**WHAT NEEDS TO BE DONE:**
Without omitting anything, retype the data that follows.

* Begin *

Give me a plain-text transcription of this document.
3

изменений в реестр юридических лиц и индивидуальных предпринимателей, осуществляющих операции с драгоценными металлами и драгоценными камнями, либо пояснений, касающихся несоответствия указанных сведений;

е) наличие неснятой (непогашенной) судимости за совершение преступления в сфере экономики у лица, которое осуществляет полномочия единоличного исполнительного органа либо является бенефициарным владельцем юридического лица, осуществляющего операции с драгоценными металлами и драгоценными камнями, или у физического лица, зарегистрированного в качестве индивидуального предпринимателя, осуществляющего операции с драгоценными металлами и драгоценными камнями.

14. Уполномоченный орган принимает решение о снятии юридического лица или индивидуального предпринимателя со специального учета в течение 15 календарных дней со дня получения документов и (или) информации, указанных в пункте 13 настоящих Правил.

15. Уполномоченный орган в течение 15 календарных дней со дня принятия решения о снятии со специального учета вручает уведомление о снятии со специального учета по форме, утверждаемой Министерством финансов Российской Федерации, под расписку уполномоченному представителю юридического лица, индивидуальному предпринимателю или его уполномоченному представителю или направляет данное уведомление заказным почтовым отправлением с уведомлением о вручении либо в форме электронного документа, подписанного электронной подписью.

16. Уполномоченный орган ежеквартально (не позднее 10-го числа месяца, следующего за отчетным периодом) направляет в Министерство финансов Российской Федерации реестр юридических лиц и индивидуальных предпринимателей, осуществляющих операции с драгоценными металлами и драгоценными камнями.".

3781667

* End *

**WORKED ANSWER:**
Give me a plain-text transcription of this document.
3

изменений в реестр юридических лиц и индивидуальных предпринимателей, осуществляющих операции с драгоценными металлами и драгоценными камнями, либо пояснений, касающихся несоответствия указанных сведений;

е) наличие неснятой (непогашенной) судимости за совершение преступления в сфере экономики у лица, которое осуществляет полномочия единоличного исполнительного органа либо является бенефициарным владельцем юридического лица, осуществляющего операции с драгоценными металлами и драгоценными камнями, или у физического лица, зарегистрированного в качестве индивидуального предпринимателя, осуществляющего операции с драгоценными металлами и драгоценными камнями.

14. Уполномоченный орган принимает решение о снятии юридического лица или индивидуального предпринимателя со специального учета в течение 15 календарных дней со дня получения документов и (или) информации, указанных в пункте 13 настоящих Правил.

15. Уполномоченный орган в течение 15 календарных дней со дня принятия решения о снятии со специального учета вручает уведомление о снятии со специального учета по форме, утверждаемой Министерством финансов Российской Федерации, под расписку уполномоченному представителю юридического лица, индивидуальному предпринимателю или его уполномоченному представителю или направляет данное уведомление заказным почтовым отправлением с уведомлением о вручении либо в форме электронного документа, подписанного электронной подписью.

16. Уполномоченный орган ежеквартально (не позднее 10-го числа месяца, следующего за отчетным периодом) направляет в Министерство финансов Российской Федерации реестр юридических лиц и индивидуальных предпринимателей, осуществляющих операции с драгоценными металлами и драгоценными камнями.".

3781667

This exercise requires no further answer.